## Written instruction:
How many of the lines below hold the word "heading"? Answer only with the number.

|---|

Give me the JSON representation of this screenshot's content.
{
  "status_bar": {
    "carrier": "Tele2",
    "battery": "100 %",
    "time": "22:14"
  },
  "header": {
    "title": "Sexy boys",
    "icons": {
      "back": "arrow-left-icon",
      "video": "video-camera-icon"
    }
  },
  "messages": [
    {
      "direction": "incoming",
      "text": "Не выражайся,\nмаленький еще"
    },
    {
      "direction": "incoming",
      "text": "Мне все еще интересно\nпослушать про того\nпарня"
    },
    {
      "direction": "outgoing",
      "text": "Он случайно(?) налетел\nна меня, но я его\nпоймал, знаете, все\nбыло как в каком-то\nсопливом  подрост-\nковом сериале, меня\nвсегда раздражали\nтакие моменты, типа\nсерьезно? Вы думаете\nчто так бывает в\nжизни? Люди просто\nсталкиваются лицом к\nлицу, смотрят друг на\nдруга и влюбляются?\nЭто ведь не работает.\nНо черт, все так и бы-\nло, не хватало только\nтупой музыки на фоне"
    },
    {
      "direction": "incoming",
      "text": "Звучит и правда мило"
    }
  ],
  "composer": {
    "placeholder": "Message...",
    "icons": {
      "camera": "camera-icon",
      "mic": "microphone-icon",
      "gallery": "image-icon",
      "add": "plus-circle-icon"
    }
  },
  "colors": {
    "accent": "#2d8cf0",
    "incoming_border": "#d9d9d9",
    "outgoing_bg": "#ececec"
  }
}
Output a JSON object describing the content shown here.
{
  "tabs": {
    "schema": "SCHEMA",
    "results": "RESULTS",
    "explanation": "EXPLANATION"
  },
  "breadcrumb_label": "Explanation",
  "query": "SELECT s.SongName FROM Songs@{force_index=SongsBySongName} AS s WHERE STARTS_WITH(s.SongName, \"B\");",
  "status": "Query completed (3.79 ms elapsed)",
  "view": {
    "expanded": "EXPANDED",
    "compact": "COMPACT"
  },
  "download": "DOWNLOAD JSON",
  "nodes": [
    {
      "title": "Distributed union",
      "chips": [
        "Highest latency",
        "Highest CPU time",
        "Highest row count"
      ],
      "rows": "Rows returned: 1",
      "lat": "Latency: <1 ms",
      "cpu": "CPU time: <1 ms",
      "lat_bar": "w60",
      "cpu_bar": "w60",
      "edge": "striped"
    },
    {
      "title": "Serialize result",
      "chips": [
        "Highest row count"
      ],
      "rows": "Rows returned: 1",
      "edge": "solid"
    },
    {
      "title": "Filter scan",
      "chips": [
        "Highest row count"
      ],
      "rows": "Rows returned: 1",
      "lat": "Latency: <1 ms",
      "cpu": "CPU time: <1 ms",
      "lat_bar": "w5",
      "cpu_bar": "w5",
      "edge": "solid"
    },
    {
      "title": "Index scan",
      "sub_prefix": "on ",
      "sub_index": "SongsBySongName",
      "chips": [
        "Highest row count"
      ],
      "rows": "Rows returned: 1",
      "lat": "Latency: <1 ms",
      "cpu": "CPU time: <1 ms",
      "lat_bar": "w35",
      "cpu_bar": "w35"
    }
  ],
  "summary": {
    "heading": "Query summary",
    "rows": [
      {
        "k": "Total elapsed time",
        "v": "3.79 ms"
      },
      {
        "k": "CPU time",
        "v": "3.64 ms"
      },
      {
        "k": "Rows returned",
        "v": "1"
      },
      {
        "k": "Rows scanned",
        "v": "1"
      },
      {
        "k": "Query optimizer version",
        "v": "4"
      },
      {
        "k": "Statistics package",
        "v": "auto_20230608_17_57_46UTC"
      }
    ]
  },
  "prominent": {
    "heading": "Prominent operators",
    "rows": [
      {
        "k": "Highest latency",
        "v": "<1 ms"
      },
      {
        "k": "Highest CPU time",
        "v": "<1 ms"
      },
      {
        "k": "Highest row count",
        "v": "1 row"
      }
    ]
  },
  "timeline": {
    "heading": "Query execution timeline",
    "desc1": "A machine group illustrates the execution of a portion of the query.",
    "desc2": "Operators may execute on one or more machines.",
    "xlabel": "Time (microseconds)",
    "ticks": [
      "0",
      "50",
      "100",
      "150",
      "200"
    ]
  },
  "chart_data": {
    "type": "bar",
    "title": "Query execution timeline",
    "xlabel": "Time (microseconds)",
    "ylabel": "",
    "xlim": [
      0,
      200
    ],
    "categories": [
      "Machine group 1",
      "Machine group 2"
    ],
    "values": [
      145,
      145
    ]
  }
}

|---|

## Right answer:
3